> **Activity**
Give every line from the entries that contains "towing".

---------- Supplied records ----------

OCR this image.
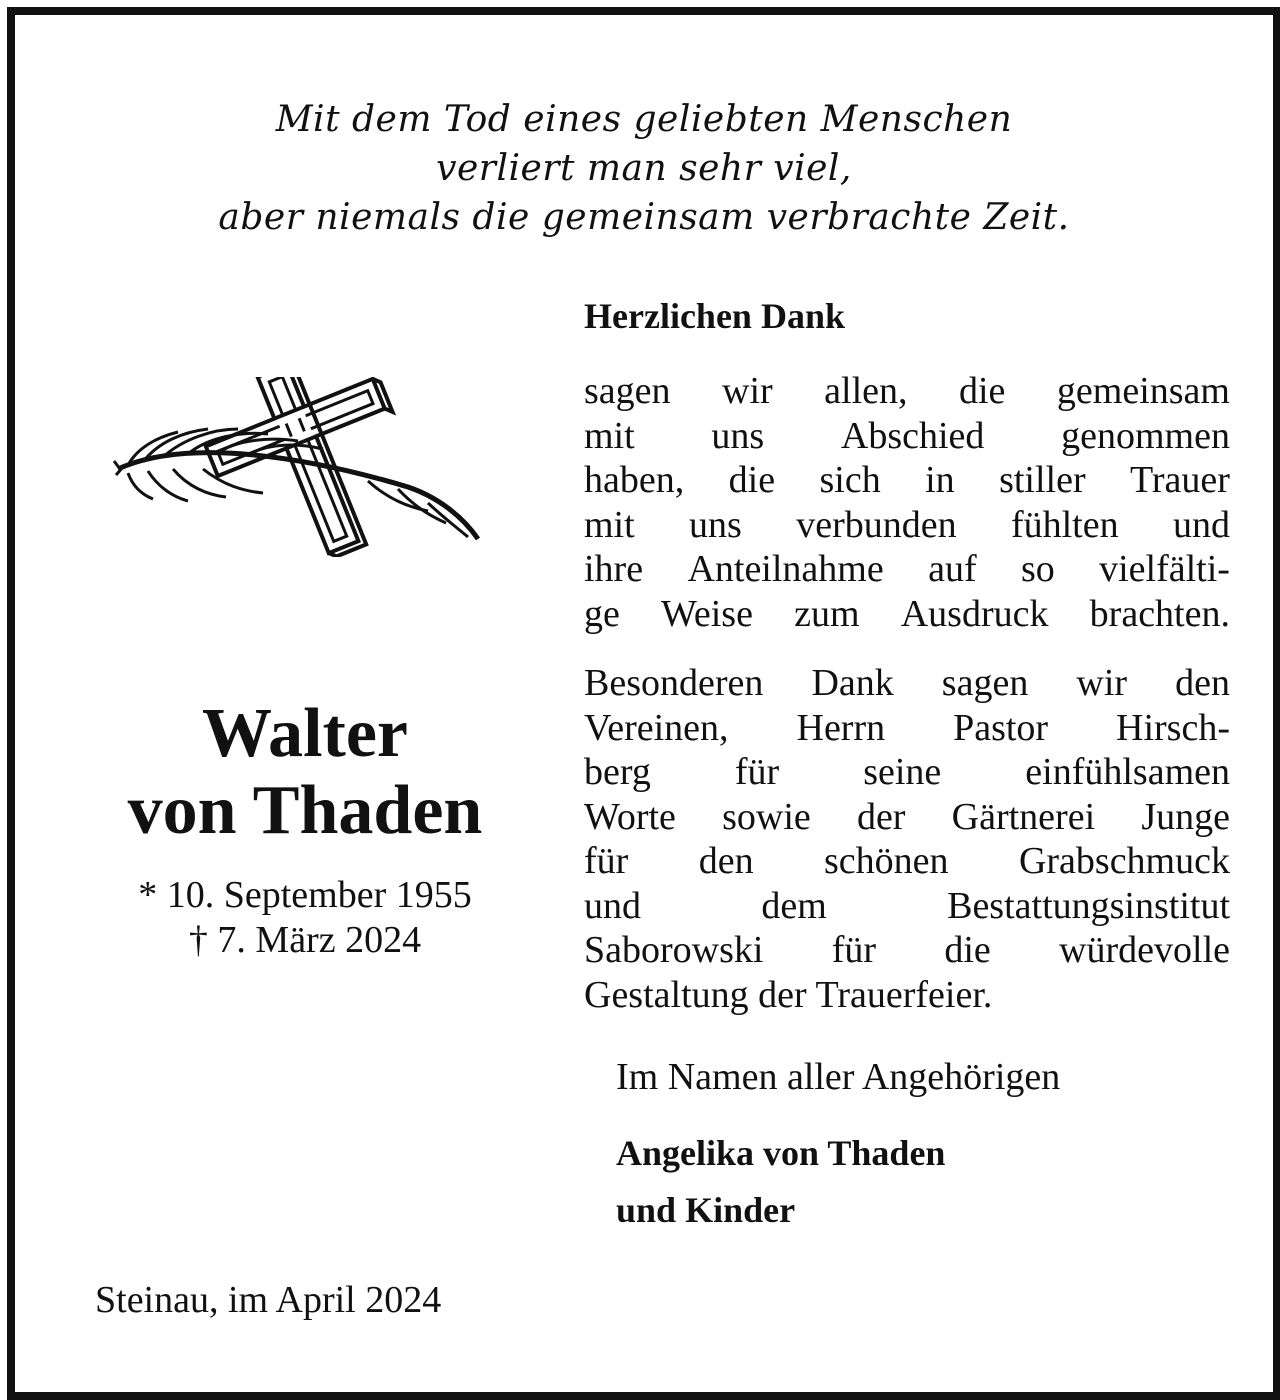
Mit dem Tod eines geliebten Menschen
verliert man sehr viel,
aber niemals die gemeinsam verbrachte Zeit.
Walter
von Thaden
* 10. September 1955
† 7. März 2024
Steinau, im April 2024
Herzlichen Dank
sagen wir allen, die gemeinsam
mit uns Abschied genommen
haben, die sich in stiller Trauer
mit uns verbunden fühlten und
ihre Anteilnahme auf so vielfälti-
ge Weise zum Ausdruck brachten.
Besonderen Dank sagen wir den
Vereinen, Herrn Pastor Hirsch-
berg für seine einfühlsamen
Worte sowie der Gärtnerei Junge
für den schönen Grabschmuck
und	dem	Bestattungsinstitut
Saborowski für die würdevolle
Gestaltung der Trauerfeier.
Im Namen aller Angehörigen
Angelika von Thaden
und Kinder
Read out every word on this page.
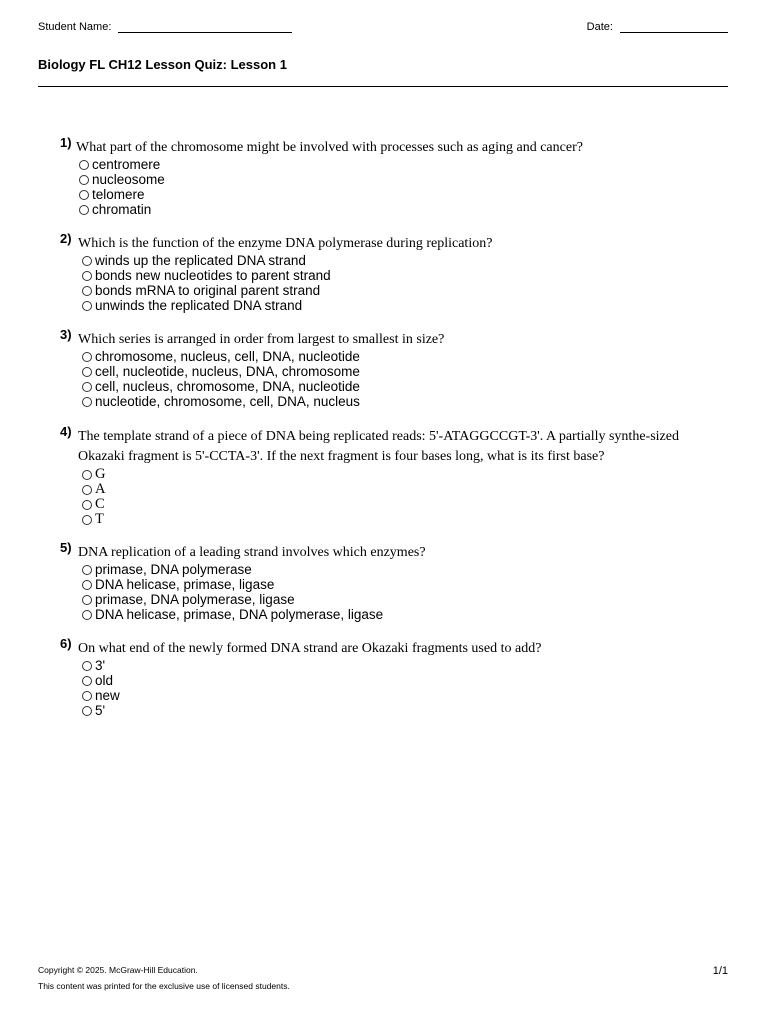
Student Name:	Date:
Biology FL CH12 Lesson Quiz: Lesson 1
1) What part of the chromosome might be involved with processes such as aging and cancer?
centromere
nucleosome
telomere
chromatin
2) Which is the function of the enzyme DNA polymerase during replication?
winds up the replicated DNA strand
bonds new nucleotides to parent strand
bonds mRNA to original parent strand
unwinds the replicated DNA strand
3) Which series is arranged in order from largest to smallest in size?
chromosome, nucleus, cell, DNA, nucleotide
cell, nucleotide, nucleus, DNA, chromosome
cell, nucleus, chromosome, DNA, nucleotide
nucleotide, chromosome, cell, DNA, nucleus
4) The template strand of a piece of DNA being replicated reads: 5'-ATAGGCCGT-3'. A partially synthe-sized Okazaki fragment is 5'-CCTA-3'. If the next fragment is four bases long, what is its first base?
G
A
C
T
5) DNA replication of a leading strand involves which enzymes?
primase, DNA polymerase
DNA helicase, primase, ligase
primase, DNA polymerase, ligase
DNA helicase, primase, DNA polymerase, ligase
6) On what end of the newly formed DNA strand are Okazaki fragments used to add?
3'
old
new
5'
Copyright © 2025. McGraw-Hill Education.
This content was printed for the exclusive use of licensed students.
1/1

----------
---------- Supplied records ----------

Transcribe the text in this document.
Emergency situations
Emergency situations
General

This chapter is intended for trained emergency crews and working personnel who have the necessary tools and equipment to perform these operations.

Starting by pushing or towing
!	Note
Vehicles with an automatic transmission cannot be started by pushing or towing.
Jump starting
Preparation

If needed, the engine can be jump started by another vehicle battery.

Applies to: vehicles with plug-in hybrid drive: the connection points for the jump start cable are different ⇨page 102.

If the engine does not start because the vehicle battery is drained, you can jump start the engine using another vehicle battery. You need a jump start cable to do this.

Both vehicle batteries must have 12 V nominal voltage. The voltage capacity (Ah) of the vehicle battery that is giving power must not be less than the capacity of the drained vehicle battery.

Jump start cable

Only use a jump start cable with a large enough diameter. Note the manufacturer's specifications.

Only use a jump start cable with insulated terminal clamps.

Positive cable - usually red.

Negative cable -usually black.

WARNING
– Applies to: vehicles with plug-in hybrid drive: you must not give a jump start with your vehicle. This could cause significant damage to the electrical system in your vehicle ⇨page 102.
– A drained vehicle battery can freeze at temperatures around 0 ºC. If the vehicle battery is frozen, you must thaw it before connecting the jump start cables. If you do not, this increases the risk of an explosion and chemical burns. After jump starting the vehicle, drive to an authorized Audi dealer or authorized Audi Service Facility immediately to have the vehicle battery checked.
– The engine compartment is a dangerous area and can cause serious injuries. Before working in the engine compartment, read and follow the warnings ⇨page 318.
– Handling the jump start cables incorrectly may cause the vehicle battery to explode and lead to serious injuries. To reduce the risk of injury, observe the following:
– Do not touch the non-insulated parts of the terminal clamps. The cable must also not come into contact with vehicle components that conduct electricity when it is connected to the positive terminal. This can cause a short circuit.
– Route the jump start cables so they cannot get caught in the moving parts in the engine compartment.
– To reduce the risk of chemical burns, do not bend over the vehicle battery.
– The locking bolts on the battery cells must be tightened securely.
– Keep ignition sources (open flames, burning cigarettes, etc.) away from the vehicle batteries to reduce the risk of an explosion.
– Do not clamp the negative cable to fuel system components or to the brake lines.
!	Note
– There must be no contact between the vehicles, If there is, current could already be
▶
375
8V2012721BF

----------

> **Written response**
Starting by pushing or towing
Vehicles with an automatic transmission cannot be started by pushing or towing.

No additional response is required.